Dataset records:

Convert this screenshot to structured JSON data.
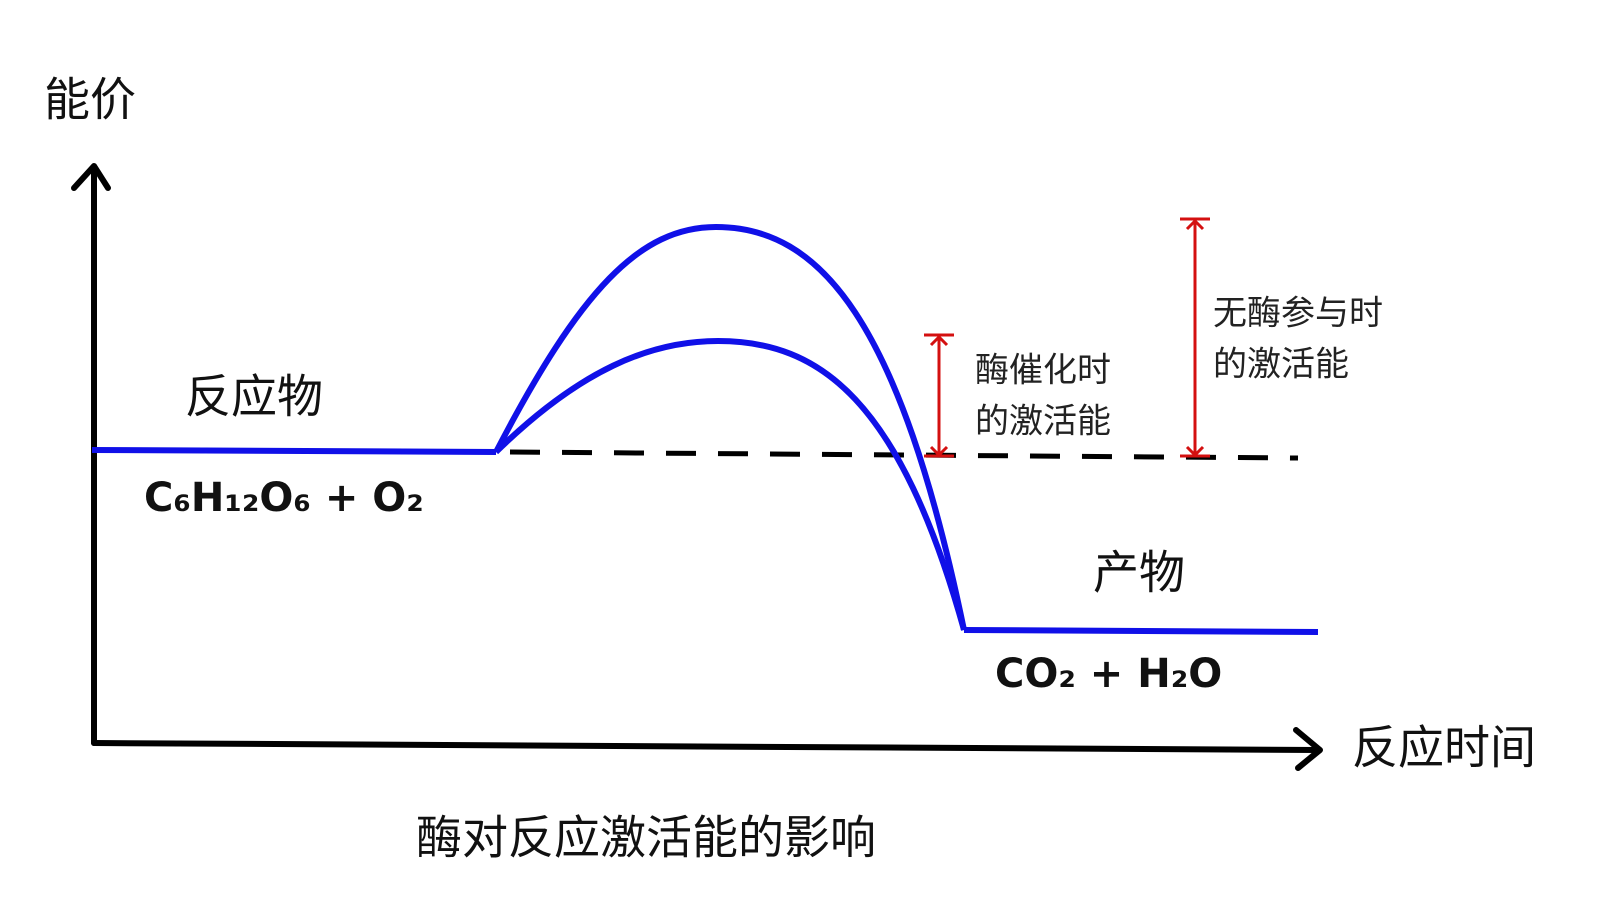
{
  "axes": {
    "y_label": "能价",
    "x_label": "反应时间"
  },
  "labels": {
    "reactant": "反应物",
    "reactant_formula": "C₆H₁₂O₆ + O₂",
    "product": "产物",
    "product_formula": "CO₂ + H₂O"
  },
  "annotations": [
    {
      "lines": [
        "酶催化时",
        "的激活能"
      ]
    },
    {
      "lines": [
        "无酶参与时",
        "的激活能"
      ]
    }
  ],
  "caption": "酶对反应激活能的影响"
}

Task brief:
Write out all the records again, exactly, minus any pictures.

Answer to this exercise:
Convert this screenshot to structured JSON data.
{
  "axes": {
    "y_label": "能价",
    "x_label": "反应时间"
  },
  "labels": {
    "reactant": "反应物",
    "reactant_formula": "C₆H₁₂O₆ + O₂",
    "product": "产物",
    "product_formula": "CO₂ + H₂O"
  },
  "annotations": [
    {
      "lines": [
        "酶催化时",
        "的激活能"
      ]
    },
    {
      "lines": [
        "无酶参与时",
        "的激活能"
      ]
    }
  ],
  "caption": "酶对反应激活能的影响"
}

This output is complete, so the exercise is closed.